# GIVEN REQUEST:
Find the string "Intermedio" in the listing and report every line that has it.

Chart and figure data:
==============================

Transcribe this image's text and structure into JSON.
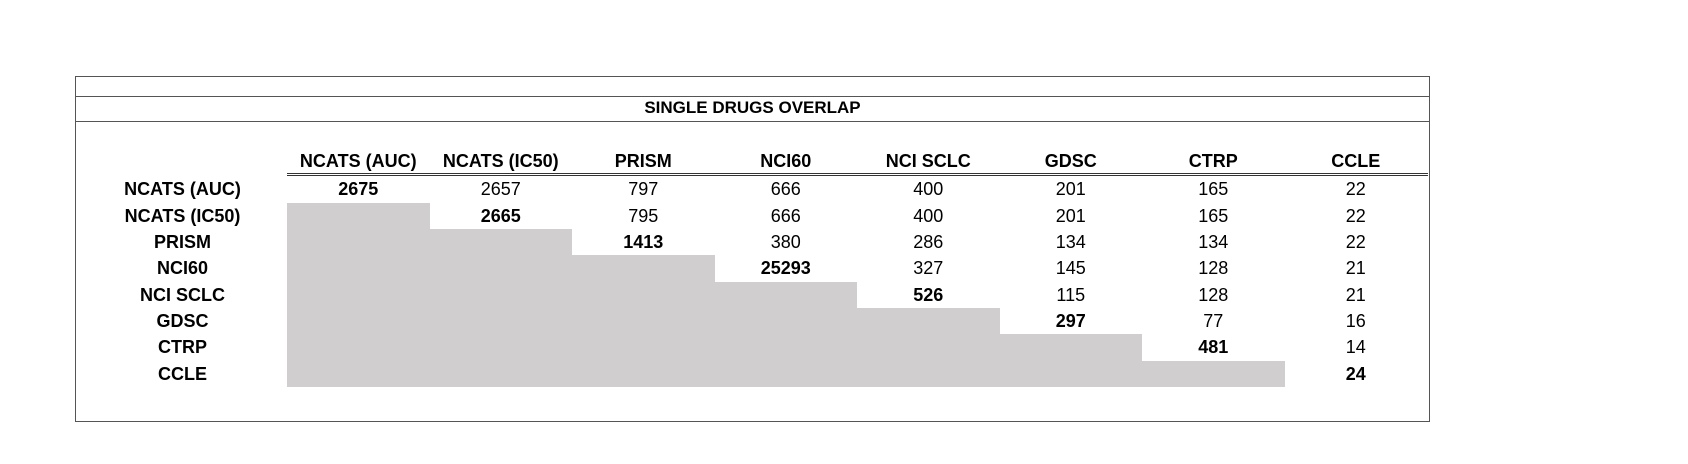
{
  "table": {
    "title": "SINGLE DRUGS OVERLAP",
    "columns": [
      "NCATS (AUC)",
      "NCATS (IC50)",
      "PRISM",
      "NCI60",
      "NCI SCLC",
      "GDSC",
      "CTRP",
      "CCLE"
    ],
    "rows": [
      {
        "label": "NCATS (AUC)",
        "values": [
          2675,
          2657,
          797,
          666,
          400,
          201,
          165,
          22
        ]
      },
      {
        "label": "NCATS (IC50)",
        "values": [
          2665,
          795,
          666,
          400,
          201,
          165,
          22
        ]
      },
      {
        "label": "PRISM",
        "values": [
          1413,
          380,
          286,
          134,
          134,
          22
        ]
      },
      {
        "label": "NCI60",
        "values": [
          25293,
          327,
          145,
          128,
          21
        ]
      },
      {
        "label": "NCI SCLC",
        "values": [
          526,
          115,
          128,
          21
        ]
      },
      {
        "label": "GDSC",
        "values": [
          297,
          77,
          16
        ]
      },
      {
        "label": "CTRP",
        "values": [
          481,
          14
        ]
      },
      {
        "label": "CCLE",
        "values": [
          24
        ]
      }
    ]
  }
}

==============================

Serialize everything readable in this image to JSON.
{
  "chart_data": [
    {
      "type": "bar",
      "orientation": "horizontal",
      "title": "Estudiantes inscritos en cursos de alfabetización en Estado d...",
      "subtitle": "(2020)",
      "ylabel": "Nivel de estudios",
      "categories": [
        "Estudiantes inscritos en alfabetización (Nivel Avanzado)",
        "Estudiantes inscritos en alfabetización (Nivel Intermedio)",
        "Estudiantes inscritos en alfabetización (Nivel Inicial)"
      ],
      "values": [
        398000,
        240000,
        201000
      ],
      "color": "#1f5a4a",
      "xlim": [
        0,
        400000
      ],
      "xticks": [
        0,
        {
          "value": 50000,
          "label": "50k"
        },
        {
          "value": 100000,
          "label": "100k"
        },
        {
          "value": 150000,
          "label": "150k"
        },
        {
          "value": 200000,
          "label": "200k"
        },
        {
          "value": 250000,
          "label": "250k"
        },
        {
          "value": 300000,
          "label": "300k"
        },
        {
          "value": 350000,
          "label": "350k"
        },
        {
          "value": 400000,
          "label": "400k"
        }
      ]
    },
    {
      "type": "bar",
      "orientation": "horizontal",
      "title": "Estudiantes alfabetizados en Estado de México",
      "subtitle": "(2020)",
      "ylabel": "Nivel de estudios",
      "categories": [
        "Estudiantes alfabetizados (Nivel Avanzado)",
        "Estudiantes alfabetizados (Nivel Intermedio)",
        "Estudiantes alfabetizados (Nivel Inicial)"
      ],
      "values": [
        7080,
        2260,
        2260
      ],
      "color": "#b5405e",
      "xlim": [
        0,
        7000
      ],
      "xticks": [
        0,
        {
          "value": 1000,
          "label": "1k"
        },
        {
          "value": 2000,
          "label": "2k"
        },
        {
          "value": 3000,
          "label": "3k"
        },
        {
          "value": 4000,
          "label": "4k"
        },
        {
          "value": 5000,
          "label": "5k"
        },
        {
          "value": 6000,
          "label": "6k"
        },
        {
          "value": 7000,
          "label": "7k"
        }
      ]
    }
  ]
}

==============================

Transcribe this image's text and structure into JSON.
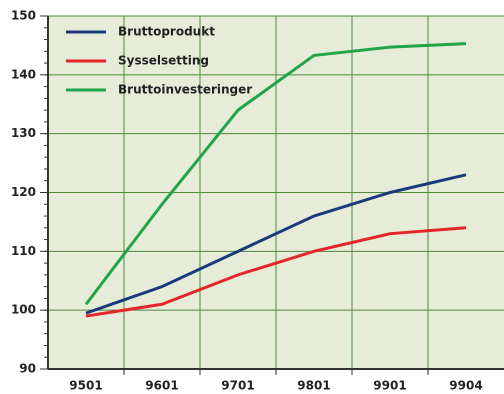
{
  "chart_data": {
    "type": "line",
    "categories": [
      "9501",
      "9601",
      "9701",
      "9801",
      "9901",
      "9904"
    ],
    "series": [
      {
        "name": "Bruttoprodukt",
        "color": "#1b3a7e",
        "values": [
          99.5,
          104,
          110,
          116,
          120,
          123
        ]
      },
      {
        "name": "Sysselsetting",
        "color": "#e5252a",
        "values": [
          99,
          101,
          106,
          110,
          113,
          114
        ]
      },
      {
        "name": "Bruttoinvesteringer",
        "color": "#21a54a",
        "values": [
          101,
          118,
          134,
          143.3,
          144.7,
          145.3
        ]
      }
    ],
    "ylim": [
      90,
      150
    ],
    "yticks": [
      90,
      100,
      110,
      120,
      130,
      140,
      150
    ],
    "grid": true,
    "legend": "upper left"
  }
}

==============================

# RESPONSE BELOW:
        "Estudiantes inscritos en alfabetización (Nivel Intermedio)",
        "Estudiantes alfabetizados (Nivel Intermedio)",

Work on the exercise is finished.